→ **WORK REQUIRED**: For each line in the data below that holds "Administrators", return a copy.

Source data
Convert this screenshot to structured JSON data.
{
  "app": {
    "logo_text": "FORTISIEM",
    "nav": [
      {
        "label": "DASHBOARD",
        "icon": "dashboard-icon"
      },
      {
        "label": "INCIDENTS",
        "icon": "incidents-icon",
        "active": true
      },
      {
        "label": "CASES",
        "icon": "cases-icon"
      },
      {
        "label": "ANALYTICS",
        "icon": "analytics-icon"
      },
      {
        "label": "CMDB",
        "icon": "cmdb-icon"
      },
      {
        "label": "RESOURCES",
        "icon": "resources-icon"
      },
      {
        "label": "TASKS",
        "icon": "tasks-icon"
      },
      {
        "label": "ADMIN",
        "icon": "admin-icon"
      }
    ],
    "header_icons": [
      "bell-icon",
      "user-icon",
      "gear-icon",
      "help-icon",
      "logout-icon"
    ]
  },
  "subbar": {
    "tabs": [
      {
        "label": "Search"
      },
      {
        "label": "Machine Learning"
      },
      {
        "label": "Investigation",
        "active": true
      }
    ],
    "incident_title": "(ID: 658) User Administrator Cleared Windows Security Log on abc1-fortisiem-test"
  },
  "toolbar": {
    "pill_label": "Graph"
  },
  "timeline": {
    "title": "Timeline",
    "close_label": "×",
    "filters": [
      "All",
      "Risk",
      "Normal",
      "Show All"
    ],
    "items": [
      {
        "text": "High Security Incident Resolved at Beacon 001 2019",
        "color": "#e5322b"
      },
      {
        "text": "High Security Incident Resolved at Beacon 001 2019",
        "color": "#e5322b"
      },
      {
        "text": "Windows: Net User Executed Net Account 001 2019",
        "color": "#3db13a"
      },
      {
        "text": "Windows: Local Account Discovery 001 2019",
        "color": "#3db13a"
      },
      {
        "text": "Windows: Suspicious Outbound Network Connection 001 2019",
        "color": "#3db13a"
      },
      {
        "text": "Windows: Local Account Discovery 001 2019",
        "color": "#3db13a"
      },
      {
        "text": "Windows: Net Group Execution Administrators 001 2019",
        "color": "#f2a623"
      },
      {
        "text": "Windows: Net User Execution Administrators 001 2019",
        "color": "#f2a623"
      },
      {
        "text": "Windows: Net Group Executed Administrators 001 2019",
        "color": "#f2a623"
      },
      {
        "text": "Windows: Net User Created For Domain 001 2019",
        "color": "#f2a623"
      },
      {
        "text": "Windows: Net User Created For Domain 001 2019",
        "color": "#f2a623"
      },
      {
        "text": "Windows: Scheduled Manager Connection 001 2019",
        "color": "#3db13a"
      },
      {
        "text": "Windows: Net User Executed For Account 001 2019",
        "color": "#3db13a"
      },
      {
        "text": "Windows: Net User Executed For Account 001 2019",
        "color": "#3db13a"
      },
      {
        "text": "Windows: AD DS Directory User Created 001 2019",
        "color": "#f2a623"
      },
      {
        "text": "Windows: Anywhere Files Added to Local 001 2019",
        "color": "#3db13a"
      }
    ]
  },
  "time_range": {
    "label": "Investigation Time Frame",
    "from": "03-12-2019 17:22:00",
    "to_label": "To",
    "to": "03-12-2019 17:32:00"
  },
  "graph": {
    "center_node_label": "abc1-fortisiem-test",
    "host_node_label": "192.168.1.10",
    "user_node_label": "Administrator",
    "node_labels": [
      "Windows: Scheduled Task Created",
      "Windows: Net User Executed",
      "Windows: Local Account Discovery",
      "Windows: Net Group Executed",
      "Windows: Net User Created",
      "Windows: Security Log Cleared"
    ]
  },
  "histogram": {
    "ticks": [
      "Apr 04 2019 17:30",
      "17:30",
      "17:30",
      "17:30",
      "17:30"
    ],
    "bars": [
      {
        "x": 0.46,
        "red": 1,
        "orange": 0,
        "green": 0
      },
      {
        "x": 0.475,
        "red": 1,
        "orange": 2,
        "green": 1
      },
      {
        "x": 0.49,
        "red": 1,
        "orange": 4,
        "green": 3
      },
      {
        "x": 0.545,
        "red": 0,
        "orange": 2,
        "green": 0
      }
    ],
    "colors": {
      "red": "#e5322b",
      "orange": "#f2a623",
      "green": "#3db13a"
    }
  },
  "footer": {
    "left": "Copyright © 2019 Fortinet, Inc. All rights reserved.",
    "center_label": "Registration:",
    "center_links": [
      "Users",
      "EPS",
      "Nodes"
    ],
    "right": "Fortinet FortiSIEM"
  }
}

→ **ANSWER**:
        "text": "Windows: Net Group Execution Administrators 001 2019",
        "text": "Windows: Net User Execution Administrators 001 2019",
        "text": "Windows: Net Group Executed Administrators 001 2019",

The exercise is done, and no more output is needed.